**TASK OBJECTIVE:** How many lines below contain the word "start"? Give only the number.

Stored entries
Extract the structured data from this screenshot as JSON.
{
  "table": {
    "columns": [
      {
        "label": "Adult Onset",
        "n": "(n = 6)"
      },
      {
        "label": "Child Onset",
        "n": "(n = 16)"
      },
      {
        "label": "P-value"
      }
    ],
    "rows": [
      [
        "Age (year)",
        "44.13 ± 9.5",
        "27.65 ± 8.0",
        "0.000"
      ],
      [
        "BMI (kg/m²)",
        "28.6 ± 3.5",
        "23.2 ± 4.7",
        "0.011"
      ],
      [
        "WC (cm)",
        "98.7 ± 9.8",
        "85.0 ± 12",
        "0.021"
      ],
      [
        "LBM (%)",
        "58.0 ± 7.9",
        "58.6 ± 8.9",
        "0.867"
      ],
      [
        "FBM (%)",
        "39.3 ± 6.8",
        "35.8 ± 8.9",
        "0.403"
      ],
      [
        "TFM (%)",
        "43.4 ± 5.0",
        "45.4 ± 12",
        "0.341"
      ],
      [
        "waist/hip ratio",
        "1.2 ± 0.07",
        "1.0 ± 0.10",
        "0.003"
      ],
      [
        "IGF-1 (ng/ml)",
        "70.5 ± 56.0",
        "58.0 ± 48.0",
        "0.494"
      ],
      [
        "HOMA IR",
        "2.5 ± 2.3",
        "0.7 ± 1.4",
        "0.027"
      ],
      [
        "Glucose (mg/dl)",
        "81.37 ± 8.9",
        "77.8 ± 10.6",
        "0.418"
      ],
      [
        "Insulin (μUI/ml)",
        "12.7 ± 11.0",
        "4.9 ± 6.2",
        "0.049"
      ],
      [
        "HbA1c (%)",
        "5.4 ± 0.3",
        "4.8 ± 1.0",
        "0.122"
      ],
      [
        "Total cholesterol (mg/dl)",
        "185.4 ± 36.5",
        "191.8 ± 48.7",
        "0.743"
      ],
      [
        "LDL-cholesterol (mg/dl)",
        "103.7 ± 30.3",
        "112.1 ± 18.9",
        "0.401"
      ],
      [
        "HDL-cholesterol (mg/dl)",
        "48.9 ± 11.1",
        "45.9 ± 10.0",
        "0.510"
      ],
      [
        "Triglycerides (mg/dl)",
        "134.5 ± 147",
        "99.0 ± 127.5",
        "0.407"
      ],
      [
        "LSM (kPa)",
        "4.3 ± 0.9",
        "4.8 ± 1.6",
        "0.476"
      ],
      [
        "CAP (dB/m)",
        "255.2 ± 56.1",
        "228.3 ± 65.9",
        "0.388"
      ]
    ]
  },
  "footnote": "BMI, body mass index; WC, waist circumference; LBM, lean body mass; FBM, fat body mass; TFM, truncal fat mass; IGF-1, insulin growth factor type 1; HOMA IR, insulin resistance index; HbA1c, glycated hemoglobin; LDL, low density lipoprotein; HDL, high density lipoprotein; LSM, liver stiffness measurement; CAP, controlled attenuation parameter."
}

--

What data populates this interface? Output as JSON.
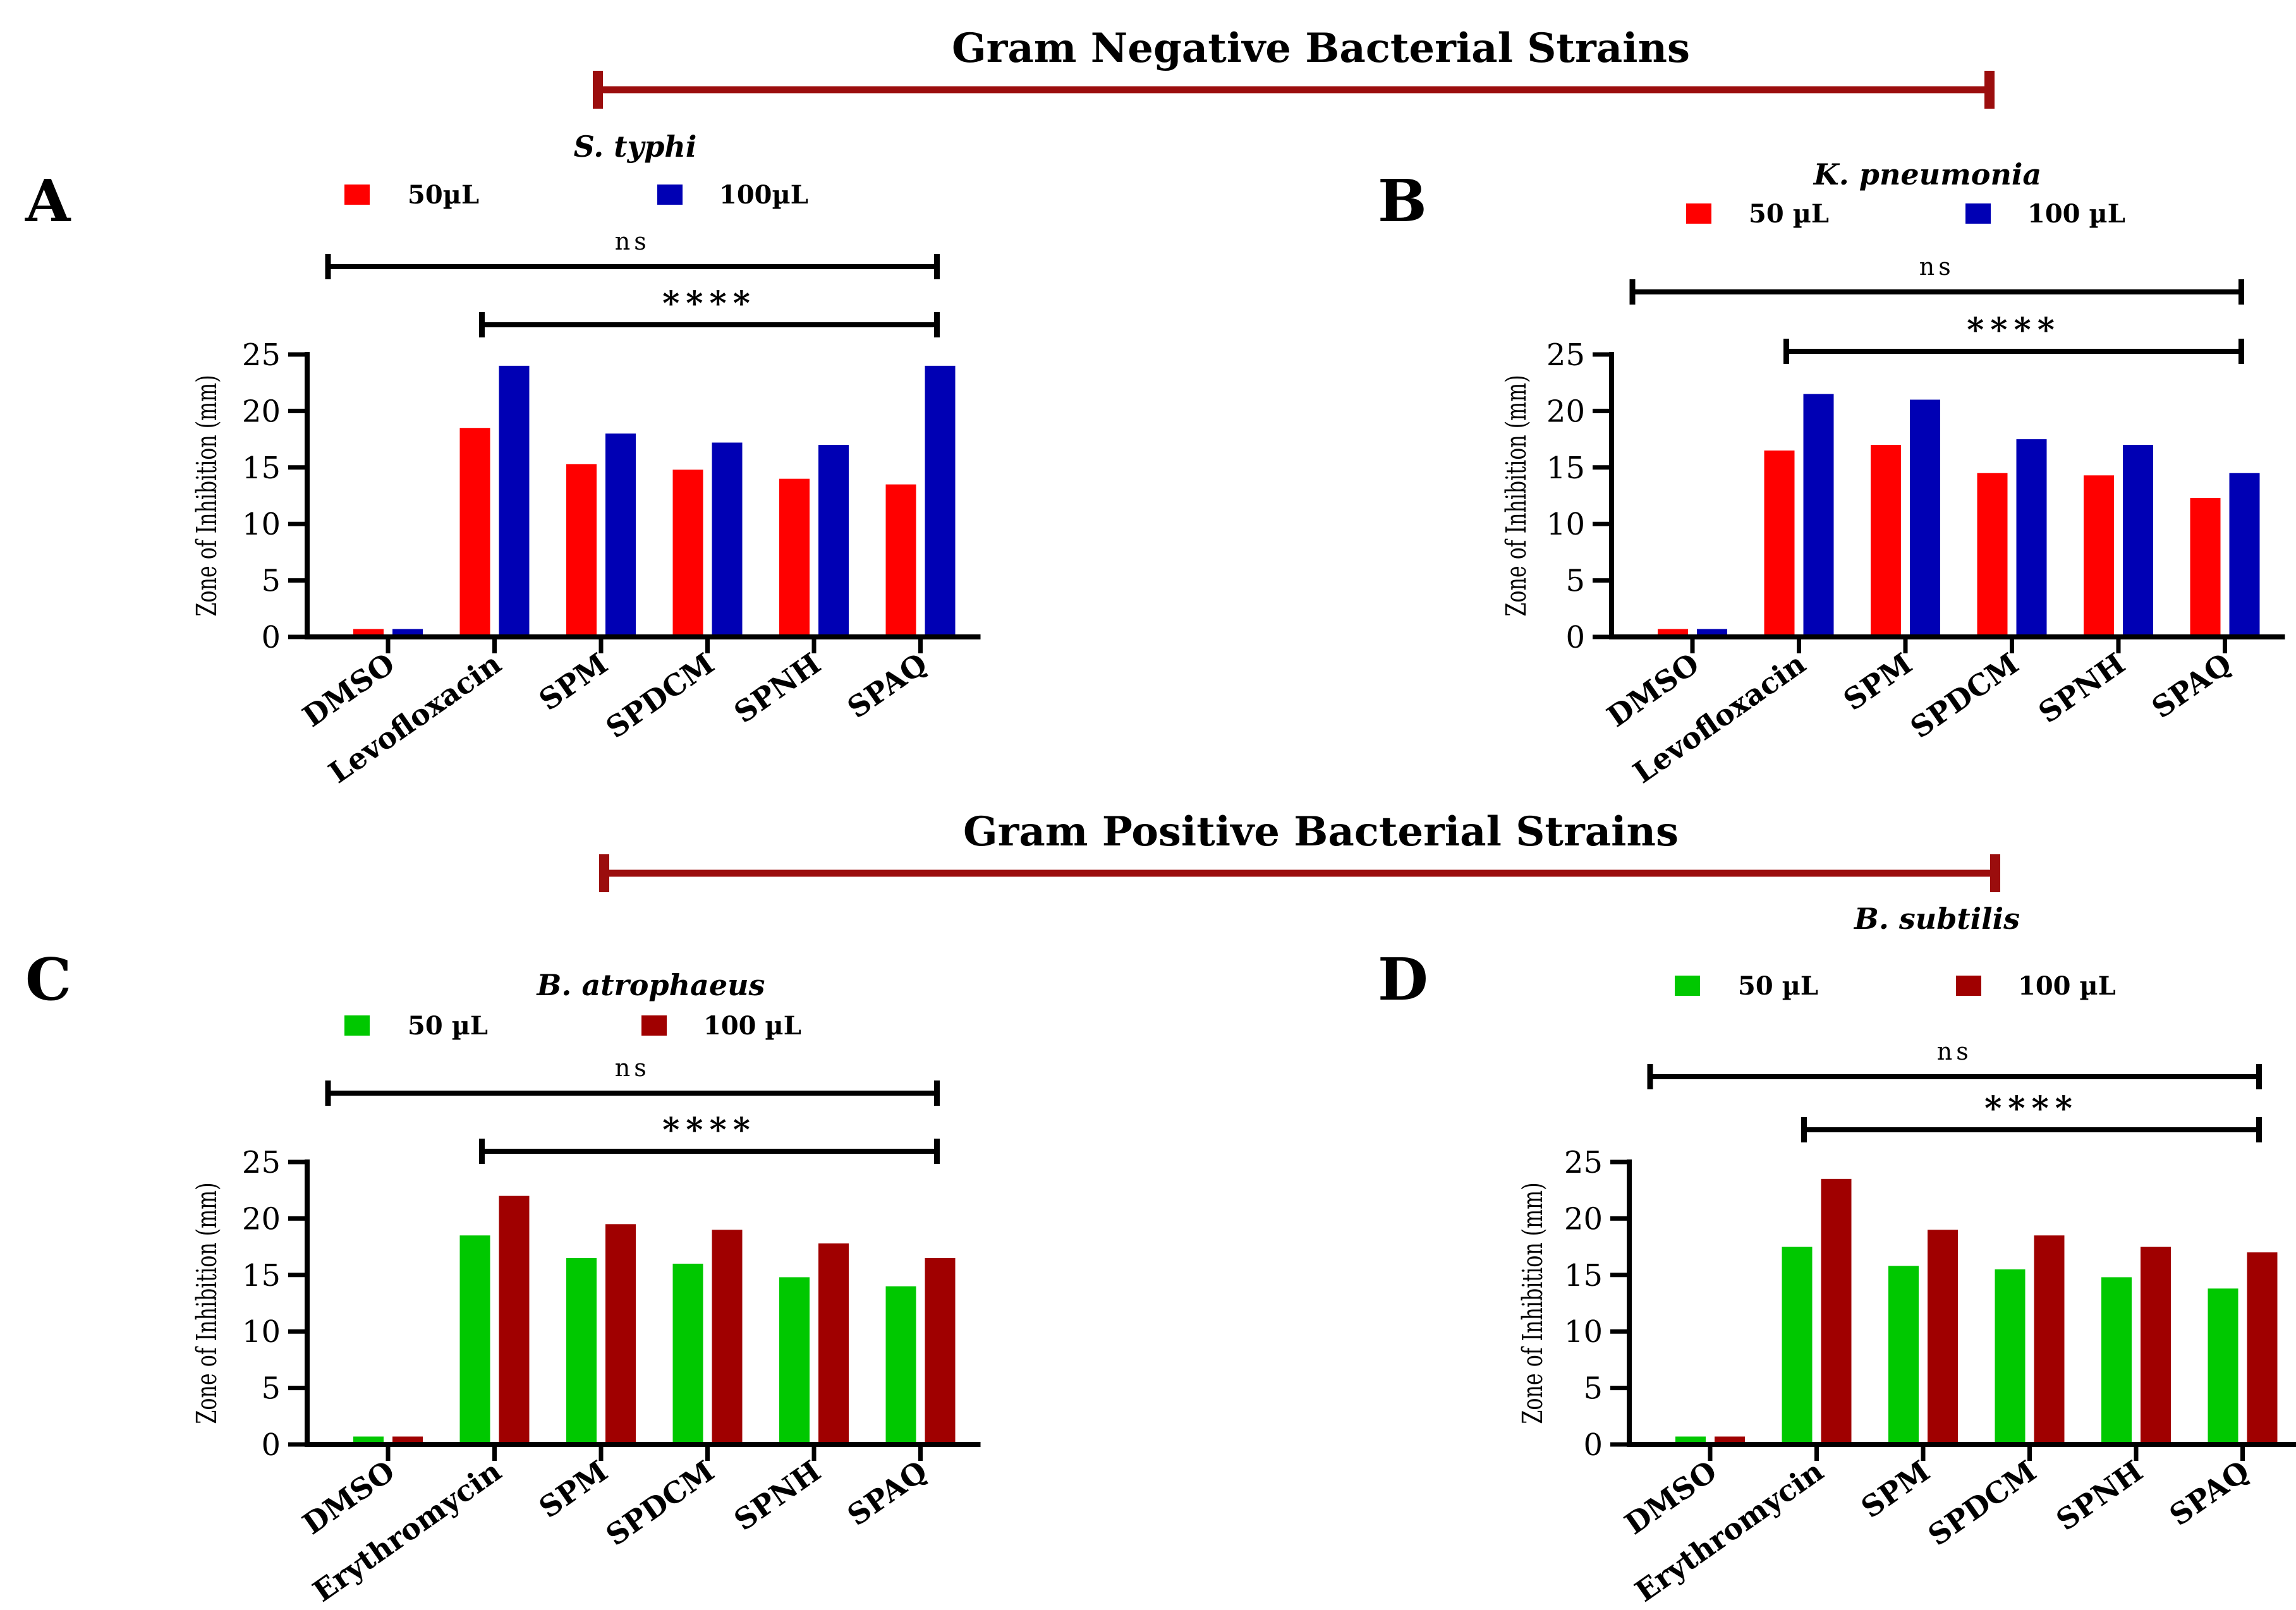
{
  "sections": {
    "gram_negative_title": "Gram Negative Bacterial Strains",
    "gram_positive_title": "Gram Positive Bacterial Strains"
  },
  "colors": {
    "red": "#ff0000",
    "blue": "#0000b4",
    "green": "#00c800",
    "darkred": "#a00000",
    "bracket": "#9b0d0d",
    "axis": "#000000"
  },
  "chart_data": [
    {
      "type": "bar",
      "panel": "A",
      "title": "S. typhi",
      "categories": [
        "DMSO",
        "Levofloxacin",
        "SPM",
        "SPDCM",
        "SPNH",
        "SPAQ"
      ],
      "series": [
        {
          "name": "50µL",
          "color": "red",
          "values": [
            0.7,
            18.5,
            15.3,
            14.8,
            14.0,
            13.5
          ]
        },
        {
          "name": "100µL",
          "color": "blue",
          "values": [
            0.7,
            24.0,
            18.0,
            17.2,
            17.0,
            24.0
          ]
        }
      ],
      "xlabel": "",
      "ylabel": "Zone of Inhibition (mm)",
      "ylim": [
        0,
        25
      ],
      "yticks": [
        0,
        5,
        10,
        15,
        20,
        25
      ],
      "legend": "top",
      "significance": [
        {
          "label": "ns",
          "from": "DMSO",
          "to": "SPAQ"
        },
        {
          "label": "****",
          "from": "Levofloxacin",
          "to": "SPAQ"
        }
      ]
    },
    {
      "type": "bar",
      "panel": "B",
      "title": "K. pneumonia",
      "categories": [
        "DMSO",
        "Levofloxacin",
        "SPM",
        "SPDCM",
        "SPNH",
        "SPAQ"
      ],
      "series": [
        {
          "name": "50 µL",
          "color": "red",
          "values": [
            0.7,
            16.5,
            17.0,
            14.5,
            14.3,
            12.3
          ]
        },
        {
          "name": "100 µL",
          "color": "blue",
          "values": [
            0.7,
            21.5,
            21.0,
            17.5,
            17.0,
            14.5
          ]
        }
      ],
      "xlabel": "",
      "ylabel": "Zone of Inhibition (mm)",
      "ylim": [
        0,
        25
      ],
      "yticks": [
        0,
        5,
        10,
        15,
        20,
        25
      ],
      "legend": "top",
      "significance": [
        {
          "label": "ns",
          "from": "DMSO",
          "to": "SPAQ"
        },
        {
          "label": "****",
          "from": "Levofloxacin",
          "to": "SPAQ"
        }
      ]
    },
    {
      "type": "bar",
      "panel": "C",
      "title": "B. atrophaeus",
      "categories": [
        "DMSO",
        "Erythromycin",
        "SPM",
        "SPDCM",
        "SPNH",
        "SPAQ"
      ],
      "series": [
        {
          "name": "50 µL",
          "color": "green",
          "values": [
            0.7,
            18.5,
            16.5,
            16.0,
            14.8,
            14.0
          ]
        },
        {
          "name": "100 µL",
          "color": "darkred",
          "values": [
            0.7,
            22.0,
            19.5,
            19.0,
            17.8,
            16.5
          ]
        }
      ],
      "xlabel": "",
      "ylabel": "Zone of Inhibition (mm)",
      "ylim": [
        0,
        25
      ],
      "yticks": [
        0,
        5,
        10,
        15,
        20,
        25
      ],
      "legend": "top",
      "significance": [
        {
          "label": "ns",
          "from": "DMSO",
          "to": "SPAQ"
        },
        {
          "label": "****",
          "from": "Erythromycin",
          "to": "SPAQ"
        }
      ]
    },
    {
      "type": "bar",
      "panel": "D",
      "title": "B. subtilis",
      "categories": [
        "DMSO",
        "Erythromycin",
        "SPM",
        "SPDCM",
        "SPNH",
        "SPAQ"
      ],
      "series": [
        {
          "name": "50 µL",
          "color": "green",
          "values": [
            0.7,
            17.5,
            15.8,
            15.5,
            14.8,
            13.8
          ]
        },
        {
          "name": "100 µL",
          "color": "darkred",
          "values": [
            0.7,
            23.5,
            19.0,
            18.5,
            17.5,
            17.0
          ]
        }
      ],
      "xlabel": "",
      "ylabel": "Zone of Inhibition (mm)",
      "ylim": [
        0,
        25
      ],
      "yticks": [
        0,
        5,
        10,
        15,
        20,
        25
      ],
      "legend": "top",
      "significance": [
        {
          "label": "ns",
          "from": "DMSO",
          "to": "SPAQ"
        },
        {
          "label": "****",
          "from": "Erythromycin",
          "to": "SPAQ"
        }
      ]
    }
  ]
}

==

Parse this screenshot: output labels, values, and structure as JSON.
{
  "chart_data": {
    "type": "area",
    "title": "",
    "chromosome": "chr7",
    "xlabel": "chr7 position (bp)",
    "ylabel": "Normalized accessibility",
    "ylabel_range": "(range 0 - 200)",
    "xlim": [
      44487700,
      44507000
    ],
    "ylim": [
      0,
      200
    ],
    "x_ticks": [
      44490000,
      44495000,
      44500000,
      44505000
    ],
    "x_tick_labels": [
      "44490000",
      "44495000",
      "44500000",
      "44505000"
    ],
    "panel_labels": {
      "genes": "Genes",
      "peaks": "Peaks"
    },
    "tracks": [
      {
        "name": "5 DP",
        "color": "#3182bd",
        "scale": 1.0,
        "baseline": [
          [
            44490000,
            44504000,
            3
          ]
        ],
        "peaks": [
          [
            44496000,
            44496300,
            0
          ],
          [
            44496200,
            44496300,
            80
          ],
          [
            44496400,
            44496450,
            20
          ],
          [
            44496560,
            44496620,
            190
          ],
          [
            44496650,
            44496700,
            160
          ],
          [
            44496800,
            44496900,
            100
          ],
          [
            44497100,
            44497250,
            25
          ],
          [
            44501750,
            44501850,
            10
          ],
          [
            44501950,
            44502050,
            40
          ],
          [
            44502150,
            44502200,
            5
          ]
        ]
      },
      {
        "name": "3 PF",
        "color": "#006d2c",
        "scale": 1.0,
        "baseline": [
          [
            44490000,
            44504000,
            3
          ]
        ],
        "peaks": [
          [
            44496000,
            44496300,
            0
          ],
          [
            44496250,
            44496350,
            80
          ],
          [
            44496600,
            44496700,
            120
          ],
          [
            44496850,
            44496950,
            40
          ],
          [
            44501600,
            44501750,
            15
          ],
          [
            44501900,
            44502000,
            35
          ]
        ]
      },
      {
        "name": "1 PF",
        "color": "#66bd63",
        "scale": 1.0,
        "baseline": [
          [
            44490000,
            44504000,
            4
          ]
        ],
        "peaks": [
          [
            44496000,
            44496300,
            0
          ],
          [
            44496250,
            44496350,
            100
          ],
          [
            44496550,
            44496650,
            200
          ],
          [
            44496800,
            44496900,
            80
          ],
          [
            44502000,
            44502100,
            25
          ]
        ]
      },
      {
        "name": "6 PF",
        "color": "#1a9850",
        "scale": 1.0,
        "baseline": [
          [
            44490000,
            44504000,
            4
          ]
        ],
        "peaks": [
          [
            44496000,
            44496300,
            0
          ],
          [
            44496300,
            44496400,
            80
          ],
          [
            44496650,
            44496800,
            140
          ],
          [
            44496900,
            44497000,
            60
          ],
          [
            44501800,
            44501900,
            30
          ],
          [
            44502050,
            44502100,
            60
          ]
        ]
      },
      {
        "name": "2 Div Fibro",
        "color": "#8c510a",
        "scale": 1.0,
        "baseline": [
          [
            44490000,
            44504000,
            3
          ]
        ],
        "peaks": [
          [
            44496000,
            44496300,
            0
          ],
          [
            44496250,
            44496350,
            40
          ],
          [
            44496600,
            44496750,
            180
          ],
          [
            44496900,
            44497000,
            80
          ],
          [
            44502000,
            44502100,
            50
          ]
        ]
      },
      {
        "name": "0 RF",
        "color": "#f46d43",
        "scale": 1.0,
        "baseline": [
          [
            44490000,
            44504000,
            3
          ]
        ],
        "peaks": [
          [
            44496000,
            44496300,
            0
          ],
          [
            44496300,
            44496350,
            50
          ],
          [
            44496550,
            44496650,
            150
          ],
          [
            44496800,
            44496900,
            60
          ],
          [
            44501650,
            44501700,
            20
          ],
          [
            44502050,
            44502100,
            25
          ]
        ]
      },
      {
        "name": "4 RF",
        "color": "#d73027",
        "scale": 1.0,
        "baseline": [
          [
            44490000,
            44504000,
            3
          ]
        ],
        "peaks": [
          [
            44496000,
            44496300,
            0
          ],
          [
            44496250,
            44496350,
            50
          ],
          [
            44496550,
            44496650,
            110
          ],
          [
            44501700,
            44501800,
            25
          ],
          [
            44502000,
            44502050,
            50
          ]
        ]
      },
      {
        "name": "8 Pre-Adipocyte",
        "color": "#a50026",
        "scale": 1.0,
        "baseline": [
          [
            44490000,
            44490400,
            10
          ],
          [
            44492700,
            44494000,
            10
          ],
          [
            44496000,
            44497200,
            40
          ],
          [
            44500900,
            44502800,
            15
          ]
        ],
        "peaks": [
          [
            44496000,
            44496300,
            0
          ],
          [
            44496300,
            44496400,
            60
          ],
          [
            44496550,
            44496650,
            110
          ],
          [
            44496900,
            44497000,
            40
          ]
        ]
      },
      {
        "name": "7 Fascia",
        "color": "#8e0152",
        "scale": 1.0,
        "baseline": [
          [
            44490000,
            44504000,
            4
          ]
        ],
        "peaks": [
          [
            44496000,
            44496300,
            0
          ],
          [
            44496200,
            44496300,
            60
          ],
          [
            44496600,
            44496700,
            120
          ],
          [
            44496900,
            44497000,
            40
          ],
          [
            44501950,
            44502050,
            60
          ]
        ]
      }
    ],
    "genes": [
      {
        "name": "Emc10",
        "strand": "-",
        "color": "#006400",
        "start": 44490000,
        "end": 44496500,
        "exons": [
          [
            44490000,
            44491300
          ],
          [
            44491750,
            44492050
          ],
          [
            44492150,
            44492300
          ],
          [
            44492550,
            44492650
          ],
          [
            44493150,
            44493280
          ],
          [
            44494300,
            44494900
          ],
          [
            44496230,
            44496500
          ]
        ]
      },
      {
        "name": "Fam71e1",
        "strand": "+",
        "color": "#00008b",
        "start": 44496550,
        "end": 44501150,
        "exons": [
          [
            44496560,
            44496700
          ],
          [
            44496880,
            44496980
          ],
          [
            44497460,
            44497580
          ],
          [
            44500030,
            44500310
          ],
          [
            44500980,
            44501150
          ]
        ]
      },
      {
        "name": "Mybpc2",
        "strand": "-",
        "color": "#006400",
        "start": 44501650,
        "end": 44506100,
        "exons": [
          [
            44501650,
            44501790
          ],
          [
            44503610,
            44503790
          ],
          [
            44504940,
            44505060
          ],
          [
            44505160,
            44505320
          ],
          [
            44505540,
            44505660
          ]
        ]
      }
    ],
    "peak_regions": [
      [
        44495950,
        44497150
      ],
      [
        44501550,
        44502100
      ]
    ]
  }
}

**RESPONSE FOR THIS EXERCISE:** 3